PASSAGE PROVIDED:
▼▼▼
Lemony Snicket for Grown-ups

Author:

Review by Jennifer Ray Morell

Daniel Handler might be best known for his children’s books published under the pen name Lemony Snicket. But Watch Your Mouth, a novel Handler published in 2000, is not suited for young readers. Divided into two distinct sections – one part opera, one part twelve-step program – the novel examines a disturbing and perverse summer in the life of Joseph, the narrator.

After landing jobs at a day camp for Jewish children located in Pittsburgh, Pennsylvania (Camp Shalom), Joseph and his girlfriend, Cynthia Glass, move in with her parents for the summer. In explicit prose, Joseph describes their lively sexual life. Their activity is so near-constant that Cynthia’s family must acknowledge it. Her father, Dr. Ben Glass, confronts Joseph and begins what seems like the usual uncomfortable talk between concerned parent and overzealous boyfriend. But their conversation quickly turns darker, with Dr. Glass acknowledging not only that his daughter Cynthia is attractive in a theoretical sense, but also that he finds her attractive, himself. Skirting around the direct issue of incest, Dr. Glass muses about intergenerational sex and society’s uptight mores— all to Joseph’s horror. Later, from his attic guest room, Joseph becomes obsessed with the sounds he hears from Cynthia’s bedroom below, convinced now that Cynthia and her father are sleeping together.
▲▲▲
TASKS FOR THIS EXERCISE:
• 1. Return the words of the Watch Your Mouth review verbatim, from "Lemony Snicket for" up to and including "Joseph, the narrator.".
• 2. Continue the Watch Your Mouth review, starting after its last sentence.

GIVEN INFORMATION:
▼▼▼
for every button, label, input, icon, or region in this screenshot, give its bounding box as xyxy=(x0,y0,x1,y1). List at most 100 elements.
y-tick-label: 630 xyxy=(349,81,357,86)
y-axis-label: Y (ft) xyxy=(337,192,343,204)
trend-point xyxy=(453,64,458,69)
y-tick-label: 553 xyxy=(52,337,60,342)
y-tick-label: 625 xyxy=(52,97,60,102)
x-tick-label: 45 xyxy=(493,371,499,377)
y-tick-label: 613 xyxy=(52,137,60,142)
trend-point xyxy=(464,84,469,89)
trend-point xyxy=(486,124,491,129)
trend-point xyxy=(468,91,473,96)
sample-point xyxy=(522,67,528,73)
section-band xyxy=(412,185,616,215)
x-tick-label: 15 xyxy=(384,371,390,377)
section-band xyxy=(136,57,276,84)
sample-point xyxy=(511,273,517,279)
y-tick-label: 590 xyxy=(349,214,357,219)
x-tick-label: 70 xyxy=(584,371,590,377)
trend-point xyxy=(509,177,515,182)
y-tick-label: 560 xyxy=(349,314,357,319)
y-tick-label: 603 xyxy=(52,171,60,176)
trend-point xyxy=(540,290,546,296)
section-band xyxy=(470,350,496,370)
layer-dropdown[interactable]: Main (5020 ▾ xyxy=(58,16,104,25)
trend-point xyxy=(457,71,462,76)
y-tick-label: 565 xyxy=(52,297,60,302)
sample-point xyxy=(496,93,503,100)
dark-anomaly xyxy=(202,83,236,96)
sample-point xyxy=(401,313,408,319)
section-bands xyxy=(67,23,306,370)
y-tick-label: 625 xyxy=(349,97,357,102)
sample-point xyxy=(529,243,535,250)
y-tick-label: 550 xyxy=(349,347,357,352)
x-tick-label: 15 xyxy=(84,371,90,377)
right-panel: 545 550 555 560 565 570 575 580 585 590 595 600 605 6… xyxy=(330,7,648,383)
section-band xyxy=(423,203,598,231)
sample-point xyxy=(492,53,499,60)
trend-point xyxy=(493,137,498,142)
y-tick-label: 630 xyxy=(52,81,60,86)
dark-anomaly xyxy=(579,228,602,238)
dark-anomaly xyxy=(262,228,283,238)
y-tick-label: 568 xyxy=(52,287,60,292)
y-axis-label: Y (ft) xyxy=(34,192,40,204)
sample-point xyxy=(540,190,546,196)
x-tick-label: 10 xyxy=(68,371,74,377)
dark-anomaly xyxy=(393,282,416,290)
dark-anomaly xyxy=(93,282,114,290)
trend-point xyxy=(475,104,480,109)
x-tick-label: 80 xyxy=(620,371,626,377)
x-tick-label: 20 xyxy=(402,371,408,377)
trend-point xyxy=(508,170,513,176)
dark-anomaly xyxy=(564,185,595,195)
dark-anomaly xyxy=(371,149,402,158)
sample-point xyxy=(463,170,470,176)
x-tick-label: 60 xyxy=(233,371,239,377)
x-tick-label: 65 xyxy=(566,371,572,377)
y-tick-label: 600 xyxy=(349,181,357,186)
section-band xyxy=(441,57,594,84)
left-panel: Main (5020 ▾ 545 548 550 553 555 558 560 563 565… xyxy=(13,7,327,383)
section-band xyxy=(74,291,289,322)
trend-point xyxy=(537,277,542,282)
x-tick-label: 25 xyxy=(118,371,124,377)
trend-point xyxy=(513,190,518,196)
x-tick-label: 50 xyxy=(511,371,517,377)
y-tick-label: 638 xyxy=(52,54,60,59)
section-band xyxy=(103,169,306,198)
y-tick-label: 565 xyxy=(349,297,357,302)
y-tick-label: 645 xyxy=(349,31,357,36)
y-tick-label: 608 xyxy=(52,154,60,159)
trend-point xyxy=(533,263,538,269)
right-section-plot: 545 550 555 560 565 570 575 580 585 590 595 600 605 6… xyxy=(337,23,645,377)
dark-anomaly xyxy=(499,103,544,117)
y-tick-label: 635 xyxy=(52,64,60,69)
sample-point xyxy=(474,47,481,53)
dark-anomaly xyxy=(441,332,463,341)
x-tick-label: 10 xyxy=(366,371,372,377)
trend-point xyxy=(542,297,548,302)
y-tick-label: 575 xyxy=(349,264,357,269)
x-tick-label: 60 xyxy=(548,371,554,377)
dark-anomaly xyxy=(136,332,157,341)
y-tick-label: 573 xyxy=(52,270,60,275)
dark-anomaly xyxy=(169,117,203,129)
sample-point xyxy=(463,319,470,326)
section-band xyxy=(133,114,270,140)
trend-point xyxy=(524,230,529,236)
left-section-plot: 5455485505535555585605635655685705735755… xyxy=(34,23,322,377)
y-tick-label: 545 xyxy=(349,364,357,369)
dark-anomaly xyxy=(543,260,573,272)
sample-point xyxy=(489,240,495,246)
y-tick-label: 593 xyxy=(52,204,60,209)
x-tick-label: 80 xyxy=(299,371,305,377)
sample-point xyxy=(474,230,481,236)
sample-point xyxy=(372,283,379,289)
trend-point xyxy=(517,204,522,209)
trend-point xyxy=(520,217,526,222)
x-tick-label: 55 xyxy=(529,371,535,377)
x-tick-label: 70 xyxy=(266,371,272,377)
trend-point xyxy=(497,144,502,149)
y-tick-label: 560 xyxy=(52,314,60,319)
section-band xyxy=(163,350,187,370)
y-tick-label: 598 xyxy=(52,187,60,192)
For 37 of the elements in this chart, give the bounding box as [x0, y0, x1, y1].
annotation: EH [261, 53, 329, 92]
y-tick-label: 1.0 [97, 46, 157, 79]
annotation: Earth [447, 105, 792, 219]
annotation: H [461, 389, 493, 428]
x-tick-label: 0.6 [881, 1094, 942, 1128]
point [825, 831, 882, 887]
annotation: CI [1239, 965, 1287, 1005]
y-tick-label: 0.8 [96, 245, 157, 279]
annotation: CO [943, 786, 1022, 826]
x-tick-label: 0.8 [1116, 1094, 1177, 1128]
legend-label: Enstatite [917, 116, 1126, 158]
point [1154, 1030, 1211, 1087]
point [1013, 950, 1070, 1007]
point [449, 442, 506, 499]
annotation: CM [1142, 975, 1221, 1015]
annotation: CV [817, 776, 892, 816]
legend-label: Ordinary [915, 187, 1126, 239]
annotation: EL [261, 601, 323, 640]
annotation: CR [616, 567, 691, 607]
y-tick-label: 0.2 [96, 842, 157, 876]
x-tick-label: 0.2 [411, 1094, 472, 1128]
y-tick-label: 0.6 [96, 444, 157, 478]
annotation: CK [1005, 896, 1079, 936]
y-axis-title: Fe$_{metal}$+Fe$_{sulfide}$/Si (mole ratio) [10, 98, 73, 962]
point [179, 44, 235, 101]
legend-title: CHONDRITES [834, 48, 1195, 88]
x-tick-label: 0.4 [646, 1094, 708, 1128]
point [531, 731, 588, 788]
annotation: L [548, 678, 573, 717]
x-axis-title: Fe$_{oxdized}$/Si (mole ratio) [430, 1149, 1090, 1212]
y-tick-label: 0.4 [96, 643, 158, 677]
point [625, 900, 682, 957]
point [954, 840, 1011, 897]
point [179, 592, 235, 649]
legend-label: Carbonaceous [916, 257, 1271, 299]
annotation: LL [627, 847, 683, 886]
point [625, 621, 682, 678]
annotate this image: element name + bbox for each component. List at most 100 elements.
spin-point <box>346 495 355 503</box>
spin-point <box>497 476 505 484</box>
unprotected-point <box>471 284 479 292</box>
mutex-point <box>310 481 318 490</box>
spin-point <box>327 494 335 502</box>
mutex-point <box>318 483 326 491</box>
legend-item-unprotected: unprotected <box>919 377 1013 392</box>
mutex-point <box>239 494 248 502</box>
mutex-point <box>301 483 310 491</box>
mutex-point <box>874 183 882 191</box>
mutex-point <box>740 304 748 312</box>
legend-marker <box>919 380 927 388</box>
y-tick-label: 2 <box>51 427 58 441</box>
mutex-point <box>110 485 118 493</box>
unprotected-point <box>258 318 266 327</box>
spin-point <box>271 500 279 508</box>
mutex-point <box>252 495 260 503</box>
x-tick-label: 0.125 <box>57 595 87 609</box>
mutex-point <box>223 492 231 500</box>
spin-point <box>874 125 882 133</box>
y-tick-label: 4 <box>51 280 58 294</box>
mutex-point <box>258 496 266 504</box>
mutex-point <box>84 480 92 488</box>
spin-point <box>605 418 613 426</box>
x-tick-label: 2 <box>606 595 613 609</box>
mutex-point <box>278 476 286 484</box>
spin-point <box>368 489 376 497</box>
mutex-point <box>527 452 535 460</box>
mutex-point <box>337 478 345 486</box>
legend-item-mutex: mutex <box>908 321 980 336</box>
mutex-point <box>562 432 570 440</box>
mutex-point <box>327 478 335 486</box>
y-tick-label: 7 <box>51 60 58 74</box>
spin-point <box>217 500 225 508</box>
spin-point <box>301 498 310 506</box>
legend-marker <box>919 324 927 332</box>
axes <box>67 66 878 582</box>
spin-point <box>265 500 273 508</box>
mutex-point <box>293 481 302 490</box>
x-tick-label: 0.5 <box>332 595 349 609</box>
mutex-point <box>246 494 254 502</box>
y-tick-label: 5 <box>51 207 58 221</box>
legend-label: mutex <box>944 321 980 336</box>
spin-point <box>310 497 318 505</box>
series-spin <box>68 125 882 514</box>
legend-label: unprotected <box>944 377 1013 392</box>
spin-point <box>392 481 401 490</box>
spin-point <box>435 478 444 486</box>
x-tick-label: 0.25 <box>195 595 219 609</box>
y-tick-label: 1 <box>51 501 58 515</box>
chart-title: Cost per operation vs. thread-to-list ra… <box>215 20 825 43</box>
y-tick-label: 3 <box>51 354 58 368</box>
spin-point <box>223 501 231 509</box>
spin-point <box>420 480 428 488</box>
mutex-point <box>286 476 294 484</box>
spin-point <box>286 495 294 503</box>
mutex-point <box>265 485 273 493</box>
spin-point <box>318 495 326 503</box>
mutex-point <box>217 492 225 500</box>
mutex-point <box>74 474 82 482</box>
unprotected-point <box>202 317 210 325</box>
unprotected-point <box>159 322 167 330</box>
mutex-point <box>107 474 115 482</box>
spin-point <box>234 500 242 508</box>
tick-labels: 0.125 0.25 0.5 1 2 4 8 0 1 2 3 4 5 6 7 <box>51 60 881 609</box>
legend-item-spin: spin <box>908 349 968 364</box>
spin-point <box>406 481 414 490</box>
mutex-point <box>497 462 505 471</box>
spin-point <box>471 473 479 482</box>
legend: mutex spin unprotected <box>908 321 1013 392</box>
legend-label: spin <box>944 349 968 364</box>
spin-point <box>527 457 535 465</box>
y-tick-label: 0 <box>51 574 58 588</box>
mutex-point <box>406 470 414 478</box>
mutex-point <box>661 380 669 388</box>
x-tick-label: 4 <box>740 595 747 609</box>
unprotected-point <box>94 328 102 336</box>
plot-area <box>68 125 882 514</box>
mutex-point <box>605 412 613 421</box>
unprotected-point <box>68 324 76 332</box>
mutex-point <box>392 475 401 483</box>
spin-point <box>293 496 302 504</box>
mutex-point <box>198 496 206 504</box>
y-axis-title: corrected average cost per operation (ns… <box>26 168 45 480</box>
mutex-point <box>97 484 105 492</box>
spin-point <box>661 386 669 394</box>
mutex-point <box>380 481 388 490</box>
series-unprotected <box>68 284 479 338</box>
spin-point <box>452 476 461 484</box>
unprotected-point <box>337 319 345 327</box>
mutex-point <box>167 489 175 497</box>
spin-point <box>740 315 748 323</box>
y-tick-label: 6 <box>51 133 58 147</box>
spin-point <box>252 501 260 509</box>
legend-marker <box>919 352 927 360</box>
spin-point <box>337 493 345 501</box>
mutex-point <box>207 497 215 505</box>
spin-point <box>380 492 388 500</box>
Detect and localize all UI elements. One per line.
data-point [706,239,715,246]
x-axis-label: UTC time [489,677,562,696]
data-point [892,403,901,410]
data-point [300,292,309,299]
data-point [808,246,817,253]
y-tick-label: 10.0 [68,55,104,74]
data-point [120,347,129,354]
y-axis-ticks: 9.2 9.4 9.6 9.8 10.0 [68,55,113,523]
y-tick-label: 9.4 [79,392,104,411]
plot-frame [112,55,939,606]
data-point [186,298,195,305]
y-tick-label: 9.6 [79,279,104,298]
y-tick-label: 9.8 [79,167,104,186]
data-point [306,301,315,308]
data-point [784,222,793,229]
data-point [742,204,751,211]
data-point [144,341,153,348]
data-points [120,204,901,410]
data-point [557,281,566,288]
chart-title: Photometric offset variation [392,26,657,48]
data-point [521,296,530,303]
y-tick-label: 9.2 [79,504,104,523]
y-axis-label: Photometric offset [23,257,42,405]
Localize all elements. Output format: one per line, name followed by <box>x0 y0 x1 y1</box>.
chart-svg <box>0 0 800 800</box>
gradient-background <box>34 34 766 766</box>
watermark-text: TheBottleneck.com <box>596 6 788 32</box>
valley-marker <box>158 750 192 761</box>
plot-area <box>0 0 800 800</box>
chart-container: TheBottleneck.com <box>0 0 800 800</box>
▲▲▲
TASK RESPONSES:
• 1.
Lemony Snicket for Grown-ups

Author:

Review by Jennifer Ray Morell

Daniel Handler might be best known for his children’s books published under the pen name Lemony Snicket. But Watch Your Mouth, a novel Handler published in 2000, is not suited for young readers. Divided into two distinct sections – one part opera, one part twelve-step program – the novel examines a disturbing and perverse summer in the life of Joseph, the narrator.

• 2.
But it doesn’t end there. After additional awkward conversations with Cynthia’s mother and brother, Joseph begins to believe that incest is occurring throughout the family. His obsessions work well within the format of an opera, which lends an exaggerated framework to the story. While a young man struggles to deal with the horrors of his girlfriend’s family, he actively recreates the narrative in a form rife with melodrama and outrageous action: The string section swells at moments of tension, dialogue is broken down into recitative, and parenthetical interruptions inform the reader if the character is delivering their lines as a soprano or a baritone. Of course, this places Joseph’s version of events and his veracity as a narrator in question. When the members of the Glass family begin to be killed off, either by a golem created by Mrs. Glass in her basement or possibly by Joseph himself, the narrative truth becomes increasingly murky. At the conclusion of the opera, a narrative structured along the lines of a 12-step program composes the novel’s second part. Changes in both the font color and the book’s overall tone result. Joseph, now living across the country, tries to heal and recover from the events of that summer. In doing so, he must try to untangle all that he does not entirely understand.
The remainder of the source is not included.